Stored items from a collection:
-- Start --

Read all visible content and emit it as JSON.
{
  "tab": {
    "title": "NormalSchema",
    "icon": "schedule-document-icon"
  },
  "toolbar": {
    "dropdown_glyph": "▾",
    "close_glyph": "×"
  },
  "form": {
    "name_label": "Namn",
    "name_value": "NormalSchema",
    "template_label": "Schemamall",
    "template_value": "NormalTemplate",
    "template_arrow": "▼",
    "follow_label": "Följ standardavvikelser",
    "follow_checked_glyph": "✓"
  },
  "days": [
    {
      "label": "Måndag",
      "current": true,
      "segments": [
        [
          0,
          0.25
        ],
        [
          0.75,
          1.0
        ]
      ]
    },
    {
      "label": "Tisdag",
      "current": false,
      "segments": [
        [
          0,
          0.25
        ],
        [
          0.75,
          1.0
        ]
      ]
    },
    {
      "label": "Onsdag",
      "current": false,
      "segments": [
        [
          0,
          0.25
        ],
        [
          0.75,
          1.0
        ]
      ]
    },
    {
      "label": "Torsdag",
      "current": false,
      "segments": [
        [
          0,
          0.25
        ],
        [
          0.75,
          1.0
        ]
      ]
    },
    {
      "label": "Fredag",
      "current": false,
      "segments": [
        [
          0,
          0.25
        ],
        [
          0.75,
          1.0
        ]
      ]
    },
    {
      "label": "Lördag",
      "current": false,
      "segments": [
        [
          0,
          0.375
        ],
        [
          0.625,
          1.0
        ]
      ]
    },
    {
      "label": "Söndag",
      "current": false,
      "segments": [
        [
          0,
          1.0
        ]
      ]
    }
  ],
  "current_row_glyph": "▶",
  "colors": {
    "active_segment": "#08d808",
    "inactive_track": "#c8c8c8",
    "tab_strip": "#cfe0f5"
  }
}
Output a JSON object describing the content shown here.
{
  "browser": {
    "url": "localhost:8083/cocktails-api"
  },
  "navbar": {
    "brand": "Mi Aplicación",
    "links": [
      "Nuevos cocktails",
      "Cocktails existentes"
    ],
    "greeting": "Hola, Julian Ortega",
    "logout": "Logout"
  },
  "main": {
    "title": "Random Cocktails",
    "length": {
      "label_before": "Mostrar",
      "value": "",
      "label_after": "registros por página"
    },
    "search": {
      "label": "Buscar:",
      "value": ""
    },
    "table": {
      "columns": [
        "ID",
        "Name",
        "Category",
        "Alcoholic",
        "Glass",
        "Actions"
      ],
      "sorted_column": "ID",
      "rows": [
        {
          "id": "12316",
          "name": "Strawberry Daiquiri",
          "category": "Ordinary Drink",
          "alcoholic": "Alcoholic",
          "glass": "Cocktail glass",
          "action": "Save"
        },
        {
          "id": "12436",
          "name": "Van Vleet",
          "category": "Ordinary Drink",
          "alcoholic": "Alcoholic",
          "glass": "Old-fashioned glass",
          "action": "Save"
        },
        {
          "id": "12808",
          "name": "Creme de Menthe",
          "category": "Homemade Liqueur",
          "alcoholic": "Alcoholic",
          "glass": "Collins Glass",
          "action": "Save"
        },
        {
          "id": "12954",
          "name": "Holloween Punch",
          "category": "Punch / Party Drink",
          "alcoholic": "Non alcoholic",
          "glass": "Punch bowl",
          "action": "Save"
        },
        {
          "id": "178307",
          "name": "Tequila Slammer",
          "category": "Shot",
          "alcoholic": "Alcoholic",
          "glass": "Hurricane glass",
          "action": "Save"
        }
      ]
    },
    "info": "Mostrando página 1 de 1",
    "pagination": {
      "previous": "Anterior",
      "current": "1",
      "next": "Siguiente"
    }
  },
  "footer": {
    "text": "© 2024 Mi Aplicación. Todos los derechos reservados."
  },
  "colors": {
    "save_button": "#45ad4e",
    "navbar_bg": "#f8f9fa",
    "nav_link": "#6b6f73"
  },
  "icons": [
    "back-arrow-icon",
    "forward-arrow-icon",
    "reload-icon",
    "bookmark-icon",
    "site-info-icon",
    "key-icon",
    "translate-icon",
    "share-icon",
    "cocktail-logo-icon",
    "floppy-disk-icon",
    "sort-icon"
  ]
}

-- End --

→ **Requirement**
Copy out every line of the data that includes "title".

→ **Answer to this problem**
    "title": "NormalSchema",
    "title": "Random Cocktails",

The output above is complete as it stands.